— Material —
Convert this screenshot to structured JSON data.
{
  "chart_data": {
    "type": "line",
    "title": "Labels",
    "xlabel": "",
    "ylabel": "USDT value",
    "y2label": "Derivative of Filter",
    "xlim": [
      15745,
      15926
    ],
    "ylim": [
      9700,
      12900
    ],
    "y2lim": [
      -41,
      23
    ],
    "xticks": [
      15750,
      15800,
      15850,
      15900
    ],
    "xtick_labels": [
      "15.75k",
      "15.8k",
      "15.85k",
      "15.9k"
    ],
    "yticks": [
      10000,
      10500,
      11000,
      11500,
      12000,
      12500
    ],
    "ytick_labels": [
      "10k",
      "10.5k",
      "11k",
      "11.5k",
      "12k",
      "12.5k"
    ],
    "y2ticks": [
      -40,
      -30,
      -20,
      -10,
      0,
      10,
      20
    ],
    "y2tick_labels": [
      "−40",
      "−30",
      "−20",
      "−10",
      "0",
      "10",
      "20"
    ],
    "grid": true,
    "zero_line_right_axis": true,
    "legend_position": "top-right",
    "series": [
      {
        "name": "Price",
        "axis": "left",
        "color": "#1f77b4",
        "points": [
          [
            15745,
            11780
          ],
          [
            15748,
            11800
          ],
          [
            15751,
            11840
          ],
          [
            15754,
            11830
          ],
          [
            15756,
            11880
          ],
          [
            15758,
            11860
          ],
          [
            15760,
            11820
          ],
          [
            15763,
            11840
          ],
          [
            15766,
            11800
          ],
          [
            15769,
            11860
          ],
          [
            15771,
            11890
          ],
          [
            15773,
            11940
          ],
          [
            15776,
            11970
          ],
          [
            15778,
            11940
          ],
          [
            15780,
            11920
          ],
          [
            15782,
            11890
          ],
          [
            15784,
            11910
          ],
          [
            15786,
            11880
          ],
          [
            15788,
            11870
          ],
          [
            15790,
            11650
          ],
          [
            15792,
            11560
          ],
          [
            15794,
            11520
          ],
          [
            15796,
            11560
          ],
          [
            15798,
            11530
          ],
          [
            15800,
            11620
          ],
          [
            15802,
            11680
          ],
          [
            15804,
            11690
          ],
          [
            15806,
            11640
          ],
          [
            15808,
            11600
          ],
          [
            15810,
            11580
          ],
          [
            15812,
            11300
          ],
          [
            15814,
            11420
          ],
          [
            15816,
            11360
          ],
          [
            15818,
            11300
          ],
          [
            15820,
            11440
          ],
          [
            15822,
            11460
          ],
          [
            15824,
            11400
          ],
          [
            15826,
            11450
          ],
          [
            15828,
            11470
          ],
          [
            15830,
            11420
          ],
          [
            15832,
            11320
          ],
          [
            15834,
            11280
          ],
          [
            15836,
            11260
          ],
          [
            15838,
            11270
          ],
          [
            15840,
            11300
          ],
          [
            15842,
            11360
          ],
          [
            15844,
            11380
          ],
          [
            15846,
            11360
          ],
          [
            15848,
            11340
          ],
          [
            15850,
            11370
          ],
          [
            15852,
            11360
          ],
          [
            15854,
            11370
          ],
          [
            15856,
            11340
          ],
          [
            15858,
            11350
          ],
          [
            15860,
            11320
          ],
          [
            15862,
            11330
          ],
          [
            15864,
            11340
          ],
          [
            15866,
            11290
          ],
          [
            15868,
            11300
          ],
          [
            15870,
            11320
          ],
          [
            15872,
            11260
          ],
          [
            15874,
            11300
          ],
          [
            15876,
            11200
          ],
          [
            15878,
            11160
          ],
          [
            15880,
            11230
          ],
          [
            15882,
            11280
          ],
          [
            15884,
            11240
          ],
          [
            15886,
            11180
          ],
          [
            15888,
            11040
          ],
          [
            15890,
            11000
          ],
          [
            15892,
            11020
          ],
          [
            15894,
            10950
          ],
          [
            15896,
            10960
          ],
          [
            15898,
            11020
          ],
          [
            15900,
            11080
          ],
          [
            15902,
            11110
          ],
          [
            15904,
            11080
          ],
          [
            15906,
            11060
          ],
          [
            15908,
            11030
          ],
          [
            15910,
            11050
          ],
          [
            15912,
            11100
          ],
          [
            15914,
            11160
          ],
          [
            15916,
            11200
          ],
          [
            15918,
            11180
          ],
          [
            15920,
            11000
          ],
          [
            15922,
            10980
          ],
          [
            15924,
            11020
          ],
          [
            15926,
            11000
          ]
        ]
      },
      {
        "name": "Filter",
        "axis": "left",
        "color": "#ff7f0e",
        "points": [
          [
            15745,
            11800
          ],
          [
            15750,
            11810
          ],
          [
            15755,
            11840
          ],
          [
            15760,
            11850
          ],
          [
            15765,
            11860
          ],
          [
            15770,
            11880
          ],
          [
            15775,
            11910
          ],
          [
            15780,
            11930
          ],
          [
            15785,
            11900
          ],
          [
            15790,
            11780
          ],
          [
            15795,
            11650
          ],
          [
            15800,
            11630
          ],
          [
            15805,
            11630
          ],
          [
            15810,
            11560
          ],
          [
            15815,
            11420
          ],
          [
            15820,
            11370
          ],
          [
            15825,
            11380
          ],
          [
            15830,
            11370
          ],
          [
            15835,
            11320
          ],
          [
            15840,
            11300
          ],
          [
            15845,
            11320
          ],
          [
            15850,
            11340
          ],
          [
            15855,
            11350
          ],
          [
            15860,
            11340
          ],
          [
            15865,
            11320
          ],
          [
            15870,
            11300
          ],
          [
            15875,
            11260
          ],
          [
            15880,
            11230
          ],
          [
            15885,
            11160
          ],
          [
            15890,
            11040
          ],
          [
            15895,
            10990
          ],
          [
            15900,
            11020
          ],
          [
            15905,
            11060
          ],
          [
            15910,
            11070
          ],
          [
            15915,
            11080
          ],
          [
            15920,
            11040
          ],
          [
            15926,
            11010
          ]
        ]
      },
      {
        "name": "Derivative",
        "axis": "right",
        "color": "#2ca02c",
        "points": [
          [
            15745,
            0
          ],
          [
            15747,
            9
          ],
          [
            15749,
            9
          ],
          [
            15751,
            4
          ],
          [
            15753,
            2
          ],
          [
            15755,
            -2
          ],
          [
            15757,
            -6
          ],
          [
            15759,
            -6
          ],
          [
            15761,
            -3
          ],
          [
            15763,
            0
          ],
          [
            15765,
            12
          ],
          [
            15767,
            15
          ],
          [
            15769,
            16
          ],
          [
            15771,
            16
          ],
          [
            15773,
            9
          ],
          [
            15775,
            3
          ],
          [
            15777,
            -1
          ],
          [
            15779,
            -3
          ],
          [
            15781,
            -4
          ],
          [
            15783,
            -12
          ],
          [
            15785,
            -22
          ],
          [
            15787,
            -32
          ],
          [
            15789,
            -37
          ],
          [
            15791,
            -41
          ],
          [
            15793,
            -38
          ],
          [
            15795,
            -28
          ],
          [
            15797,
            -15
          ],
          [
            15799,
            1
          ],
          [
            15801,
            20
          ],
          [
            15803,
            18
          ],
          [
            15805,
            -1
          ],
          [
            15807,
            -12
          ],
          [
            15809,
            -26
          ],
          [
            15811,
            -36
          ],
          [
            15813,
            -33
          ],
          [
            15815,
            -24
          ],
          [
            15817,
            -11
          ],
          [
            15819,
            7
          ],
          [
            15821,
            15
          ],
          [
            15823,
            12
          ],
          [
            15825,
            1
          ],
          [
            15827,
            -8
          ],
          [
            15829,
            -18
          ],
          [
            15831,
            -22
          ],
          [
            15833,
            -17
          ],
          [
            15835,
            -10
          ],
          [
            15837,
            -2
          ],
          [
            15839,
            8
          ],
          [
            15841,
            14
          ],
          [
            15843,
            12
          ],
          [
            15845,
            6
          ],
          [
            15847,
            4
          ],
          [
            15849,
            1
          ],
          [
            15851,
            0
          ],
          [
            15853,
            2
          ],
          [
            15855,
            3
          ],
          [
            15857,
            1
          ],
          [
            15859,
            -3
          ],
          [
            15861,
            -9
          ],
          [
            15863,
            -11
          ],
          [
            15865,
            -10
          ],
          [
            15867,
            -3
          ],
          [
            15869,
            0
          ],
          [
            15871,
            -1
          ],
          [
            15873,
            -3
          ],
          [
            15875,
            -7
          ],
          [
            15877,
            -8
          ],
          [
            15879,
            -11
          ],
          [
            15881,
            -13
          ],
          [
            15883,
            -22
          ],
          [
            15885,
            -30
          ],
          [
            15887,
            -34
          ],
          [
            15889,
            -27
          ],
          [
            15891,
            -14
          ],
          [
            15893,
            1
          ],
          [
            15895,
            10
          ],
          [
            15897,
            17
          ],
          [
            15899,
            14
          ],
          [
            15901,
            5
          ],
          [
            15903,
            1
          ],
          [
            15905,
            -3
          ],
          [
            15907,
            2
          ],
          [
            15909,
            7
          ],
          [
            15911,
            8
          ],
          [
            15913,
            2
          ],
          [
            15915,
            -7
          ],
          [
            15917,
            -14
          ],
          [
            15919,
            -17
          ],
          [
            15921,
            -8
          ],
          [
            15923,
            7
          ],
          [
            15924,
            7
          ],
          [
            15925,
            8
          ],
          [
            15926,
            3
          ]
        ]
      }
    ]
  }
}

— Problem details —
Using the records above, copy each line that contains "Derivative".

— Complete response —
    "y2label": "Derivative of Filter",
        "name": "Derivative",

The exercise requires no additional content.